Dataset records ->
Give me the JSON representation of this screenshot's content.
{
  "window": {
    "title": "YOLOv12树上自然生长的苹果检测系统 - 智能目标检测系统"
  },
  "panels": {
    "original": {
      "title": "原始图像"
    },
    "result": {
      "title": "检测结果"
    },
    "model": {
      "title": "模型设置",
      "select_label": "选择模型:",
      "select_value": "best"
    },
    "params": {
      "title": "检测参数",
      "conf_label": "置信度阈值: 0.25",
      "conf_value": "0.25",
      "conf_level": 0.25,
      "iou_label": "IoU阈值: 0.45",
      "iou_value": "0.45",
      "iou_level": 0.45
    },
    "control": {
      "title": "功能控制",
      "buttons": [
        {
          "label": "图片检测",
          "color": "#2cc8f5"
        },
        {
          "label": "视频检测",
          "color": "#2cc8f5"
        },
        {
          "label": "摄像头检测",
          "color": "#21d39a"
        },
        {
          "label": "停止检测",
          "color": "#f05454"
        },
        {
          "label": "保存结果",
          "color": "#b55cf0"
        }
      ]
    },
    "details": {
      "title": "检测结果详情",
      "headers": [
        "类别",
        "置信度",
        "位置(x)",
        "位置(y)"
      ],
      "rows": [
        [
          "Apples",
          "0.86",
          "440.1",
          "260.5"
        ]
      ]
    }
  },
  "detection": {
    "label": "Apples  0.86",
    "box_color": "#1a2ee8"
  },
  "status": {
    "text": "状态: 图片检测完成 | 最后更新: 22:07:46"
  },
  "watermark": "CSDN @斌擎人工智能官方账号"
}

Task requirements -> Reproduce every record, matching each line exactly.

Worked solution ->
Give me the JSON representation of this screenshot's content.
{
  "window": {
    "title": "YOLOv12树上自然生长的苹果检测系统 - 智能目标检测系统"
  },
  "panels": {
    "original": {
      "title": "原始图像"
    },
    "result": {
      "title": "检测结果"
    },
    "model": {
      "title": "模型设置",
      "select_label": "选择模型:",
      "select_value": "best"
    },
    "params": {
      "title": "检测参数",
      "conf_label": "置信度阈值: 0.25",
      "conf_value": "0.25",
      "conf_level": 0.25,
      "iou_label": "IoU阈值: 0.45",
      "iou_value": "0.45",
      "iou_level": 0.45
    },
    "control": {
      "title": "功能控制",
      "buttons": [
        {
          "label": "图片检测",
          "color": "#2cc8f5"
        },
        {
          "label": "视频检测",
          "color": "#2cc8f5"
        },
        {
          "label": "摄像头检测",
          "color": "#21d39a"
        },
        {
          "label": "停止检测",
          "color": "#f05454"
        },
        {
          "label": "保存结果",
          "color": "#b55cf0"
        }
      ]
    },
    "details": {
      "title": "检测结果详情",
      "headers": [
        "类别",
        "置信度",
        "位置(x)",
        "位置(y)"
      ],
      "rows": [
        [
          "Apples",
          "0.86",
          "440.1",
          "260.5"
        ]
      ]
    }
  },
  "detection": {
    "label": "Apples  0.86",
    "box_color": "#1a2ee8"
  },
  "status": {
    "text": "状态: 图片检测完成 | 最后更新: 22:07:46"
  },
  "watermark": "CSDN @斌擎人工智能官方账号"
}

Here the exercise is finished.